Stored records
***
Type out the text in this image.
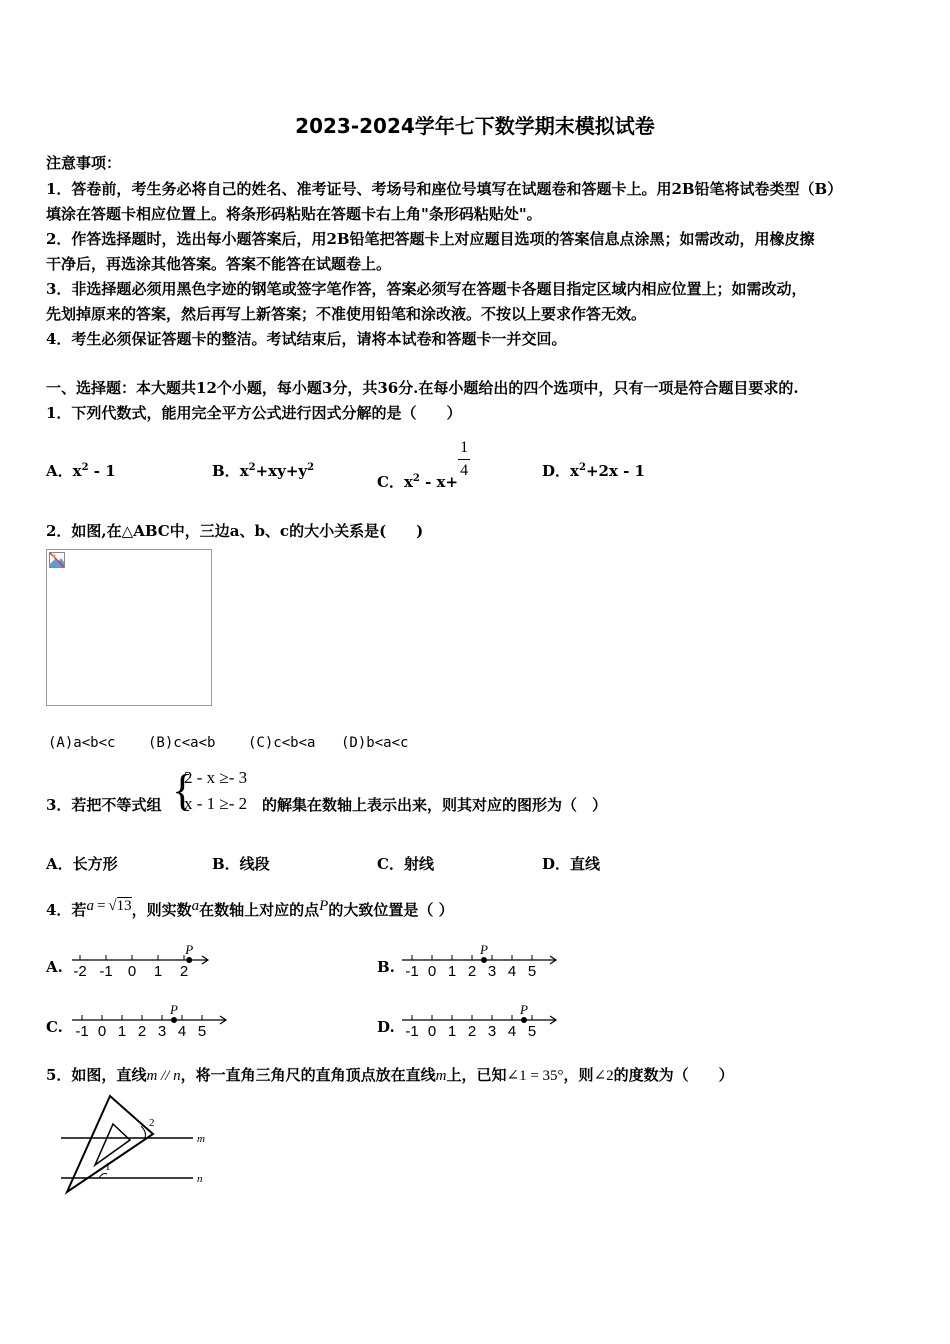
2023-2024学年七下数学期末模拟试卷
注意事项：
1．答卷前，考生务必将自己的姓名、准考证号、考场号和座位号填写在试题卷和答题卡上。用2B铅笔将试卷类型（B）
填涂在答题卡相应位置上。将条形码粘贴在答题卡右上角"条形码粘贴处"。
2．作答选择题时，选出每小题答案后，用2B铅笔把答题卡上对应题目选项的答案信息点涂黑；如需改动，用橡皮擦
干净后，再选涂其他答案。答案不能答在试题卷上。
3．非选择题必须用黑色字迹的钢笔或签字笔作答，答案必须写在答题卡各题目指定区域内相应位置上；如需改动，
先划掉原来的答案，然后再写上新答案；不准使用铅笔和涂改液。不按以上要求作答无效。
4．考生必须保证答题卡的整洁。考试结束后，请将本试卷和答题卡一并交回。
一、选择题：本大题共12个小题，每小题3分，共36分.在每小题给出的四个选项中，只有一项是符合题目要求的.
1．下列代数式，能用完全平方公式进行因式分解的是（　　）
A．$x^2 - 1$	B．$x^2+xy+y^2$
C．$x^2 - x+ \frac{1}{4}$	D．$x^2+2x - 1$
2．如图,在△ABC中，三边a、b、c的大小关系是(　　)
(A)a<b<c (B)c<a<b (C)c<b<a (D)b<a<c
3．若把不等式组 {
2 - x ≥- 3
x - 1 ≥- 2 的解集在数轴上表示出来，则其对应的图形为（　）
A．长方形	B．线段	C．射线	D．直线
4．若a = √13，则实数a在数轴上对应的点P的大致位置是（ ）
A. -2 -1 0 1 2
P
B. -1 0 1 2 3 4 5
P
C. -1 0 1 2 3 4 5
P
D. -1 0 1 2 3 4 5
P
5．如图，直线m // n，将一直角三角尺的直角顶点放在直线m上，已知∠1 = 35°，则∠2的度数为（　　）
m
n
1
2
***
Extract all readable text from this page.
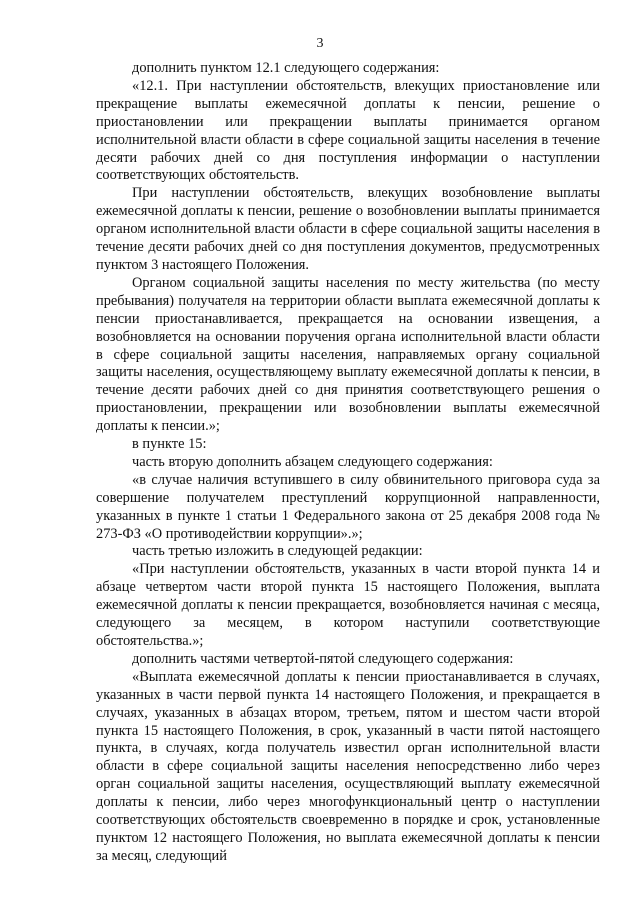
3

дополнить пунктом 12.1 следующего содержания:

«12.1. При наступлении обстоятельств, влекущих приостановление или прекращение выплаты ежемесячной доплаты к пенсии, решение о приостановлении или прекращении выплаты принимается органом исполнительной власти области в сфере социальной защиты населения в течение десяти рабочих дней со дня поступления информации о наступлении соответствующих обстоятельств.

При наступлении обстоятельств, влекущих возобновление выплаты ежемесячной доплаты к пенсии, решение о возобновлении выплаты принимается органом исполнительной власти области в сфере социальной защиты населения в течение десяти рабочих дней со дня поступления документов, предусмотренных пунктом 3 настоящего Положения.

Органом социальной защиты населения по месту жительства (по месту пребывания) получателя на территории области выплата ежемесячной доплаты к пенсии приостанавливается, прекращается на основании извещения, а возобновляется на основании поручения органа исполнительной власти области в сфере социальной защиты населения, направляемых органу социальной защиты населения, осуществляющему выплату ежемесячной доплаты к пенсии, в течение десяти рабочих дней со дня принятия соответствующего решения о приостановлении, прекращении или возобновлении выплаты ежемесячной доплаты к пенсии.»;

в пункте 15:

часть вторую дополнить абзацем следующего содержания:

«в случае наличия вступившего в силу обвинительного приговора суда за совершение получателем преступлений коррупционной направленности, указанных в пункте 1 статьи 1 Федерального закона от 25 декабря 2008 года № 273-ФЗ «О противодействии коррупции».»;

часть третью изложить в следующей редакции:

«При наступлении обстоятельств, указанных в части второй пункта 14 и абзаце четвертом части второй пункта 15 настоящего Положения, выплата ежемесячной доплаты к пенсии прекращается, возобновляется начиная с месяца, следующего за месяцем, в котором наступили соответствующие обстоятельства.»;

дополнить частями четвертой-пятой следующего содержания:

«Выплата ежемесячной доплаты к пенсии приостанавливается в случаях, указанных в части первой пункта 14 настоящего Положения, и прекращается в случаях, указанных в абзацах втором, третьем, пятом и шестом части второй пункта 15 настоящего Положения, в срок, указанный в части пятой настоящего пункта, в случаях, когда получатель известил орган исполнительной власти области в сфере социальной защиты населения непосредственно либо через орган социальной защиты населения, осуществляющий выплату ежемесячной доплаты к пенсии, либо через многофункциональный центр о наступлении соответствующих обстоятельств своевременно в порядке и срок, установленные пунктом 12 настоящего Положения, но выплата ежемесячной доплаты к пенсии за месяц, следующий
***
Exercise description: Count how many lines include the string "решение". Nothing but the number is needed.

Solution: 2